What you will do – Output the material below unchanged, apart from leaving out the pictures.

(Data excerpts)
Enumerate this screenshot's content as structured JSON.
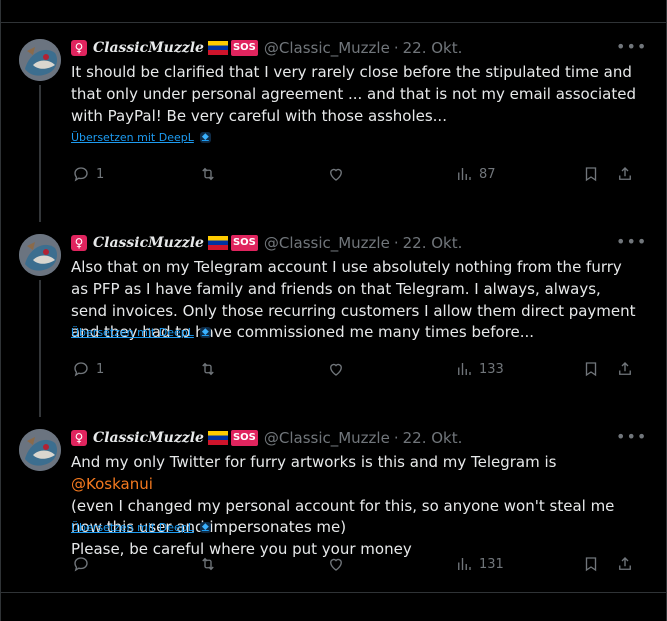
{
  "colors": {
    "background": "#000000",
    "text": "#e7e9ea",
    "muted": "#71767b",
    "link": "#1d9bf0",
    "mention": "#f4791f",
    "divider": "#2f3336"
  },
  "tweets": [
    {
      "user": {
        "display_name": "ClassicMuzzle",
        "handle": "@Classic_Muzzle",
        "badge_text": "SOS",
        "icons": [
          "female-sign-icon",
          "venezuela-flag-icon",
          "sos-icon"
        ]
      },
      "date": "22. Okt.",
      "text": "It should be clarified that I very rarely close before the stipulated time and that only under personal agreement ... and that is not my email associated with PayPal! Be very careful with those assholes...",
      "translate_label": "Übersetzen mit DeepL",
      "actions": {
        "replies": "1",
        "retweets": "",
        "likes": "",
        "views": "87"
      }
    },
    {
      "user": {
        "display_name": "ClassicMuzzle",
        "handle": "@Classic_Muzzle",
        "badge_text": "SOS",
        "icons": [
          "female-sign-icon",
          "venezuela-flag-icon",
          "sos-icon"
        ]
      },
      "date": "22. Okt.",
      "text": "Also that on my Telegram account I use absolutely nothing from the furry as PFP as I have family and friends on that Telegram. I always, always, send invoices. Only those recurring customers I allow them direct payment and they had to have commissioned me many times before...",
      "translate_label": "Übersetzen mit DeepL",
      "actions": {
        "replies": "1",
        "retweets": "",
        "likes": "",
        "views": "133"
      }
    },
    {
      "user": {
        "display_name": "ClassicMuzzle",
        "handle": "@Classic_Muzzle",
        "badge_text": "SOS",
        "icons": [
          "female-sign-icon",
          "venezuela-flag-icon",
          "sos-icon"
        ]
      },
      "date": "22. Okt.",
      "text_before_mention": "And my only Twitter for furry artworks is this and my Telegram is ",
      "mention": "@Koskanui",
      "text_after_mention_line1": "(even I changed my personal account for this, so anyone won't steal me now this user and impersonates me)",
      "text_line2": "Please, be careful where you put your money",
      "translate_label": "Übersetzen mit DeepL",
      "actions": {
        "replies": "",
        "retweets": "",
        "likes": "",
        "views": "131"
      }
    }
  ]
}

Reply to the task –
Enumerate this screenshot's content as structured JSON.
{
  "colors": {
    "background": "#000000",
    "text": "#e7e9ea",
    "muted": "#71767b",
    "link": "#1d9bf0",
    "mention": "#f4791f",
    "divider": "#2f3336"
  },
  "tweets": [
    {
      "user": {
        "display_name": "ClassicMuzzle",
        "handle": "@Classic_Muzzle",
        "badge_text": "SOS",
        "icons": [
          "female-sign-icon",
          "venezuela-flag-icon",
          "sos-icon"
        ]
      },
      "date": "22. Okt.",
      "text": "It should be clarified that I very rarely close before the stipulated time and that only under personal agreement ... and that is not my email associated with PayPal! Be very careful with those assholes...",
      "translate_label": "Übersetzen mit DeepL",
      "actions": {
        "replies": "1",
        "retweets": "",
        "likes": "",
        "views": "87"
      }
    },
    {
      "user": {
        "display_name": "ClassicMuzzle",
        "handle": "@Classic_Muzzle",
        "badge_text": "SOS",
        "icons": [
          "female-sign-icon",
          "venezuela-flag-icon",
          "sos-icon"
        ]
      },
      "date": "22. Okt.",
      "text": "Also that on my Telegram account I use absolutely nothing from the furry as PFP as I have family and friends on that Telegram. I always, always, send invoices. Only those recurring customers I allow them direct payment and they had to have commissioned me many times before...",
      "translate_label": "Übersetzen mit DeepL",
      "actions": {
        "replies": "1",
        "retweets": "",
        "likes": "",
        "views": "133"
      }
    },
    {
      "user": {
        "display_name": "ClassicMuzzle",
        "handle": "@Classic_Muzzle",
        "badge_text": "SOS",
        "icons": [
          "female-sign-icon",
          "venezuela-flag-icon",
          "sos-icon"
        ]
      },
      "date": "22. Okt.",
      "text_before_mention": "And my only Twitter for furry artworks is this and my Telegram is ",
      "mention": "@Koskanui",
      "text_after_mention_line1": "(even I changed my personal account for this, so anyone won't steal me now this user and impersonates me)",
      "text_line2": "Please, be careful where you put your money",
      "translate_label": "Übersetzen mit DeepL",
      "actions": {
        "replies": "",
        "retweets": "",
        "likes": "",
        "views": "131"
      }
    }
  ]
}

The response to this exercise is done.